The Nagas

Hill Peoples of Northeast India

Project Introduction The Naga Database

miscellaneous papers, notebooks and letters on Nagas by Ursula Graham Bower, 1937-1947

caption: 'The Birth of the Spirits' - creation myth
medium: notes
keywords: KatsingpeoTsiuperai
ethnicgroup: Zemi
location: Mahadeo Mt. Japvo Mt.
production:
person: Graham Bower/ Ursula
date: 1937-1946
acquirer:
person: private collection
text: Once there was a herapeo who lived alone, and he dreamed that if he cut off two of his fingers they would become a wife and a sister (her name was Zale). When he woke he cut off two fingers, and a wife and a sister they became. The sister was a great worker, and was always fetching wood and water, and she was in and out of the house so frequently that he never had any privacy in which to enjoy his wife. At last he took a big basket full of small seeds, and spilt them all in the rough grass, telling his sister that if she did not pick them all up and put them back in the basket he would take his dao and kill her. Then he went back to the house and his wife, and had connection with her.
text: The sister picked up the seeds so quickly that she returned to the house too soon and saw her brother having connection with his wife. The sight so affected her that she cried out and said she felt she was going to lay an egg.
text: "Oh, oh!" she cried. " I am going to lay an egg. What shall I do, and where shall I go to lay it?"

- - - - - - -

Challenges>
1) In the creation myth, why does the herapeo spill a basket of seeds in the rough grass? Answer in one to three sentences.
2) Answer these questions about the creation myth:
(a) Which ethnic group is the myth listed under?
(b) What did the herapeo dream his two fingers would become?
(c) What did the sister say she felt she was going to do?
3) In the creation myth, write out the part that opens with the words containing "text: The sister" and closes with "was going to lay an egg.", swapping "seeds" for "grains".
The data that follows has no connection to the creation myth.

Data extract>
- - - - - - -

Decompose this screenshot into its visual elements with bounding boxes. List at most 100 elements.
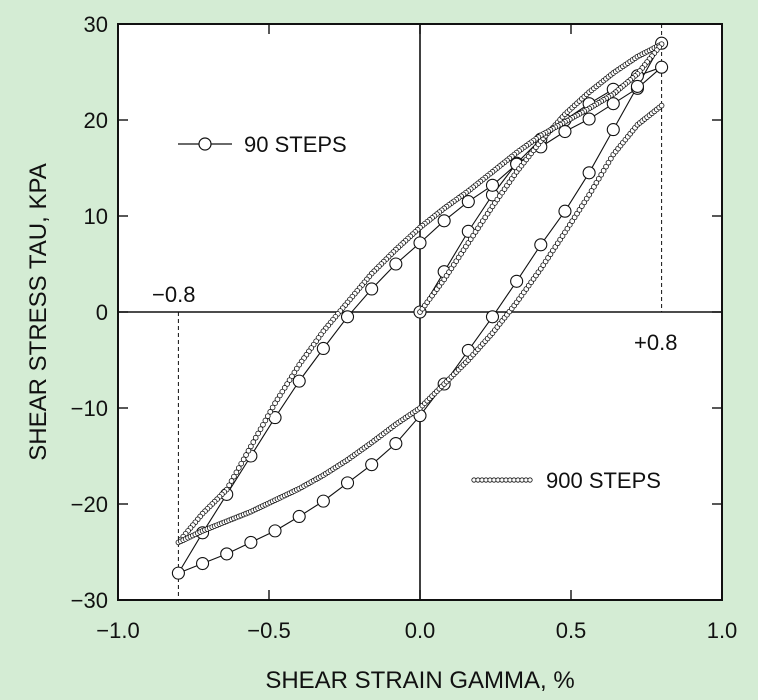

- - - - - - -

Results>
1) His sister was always fetching wood and water and was in and out of the house so often that he never had any privacy with his wife. He spilled the seeds and told her to pick them all up so she would be kept away while he went back to his wife.

2)
(a) Zemi
(b) A wife and a sister
(c) Lay an egg

3)
text: The sister picked up the grains so quickly that she returned to the house too soon and saw her brother having connection with his wife. The sight so affected her that she cried out and said she felt she was going to lay an egg.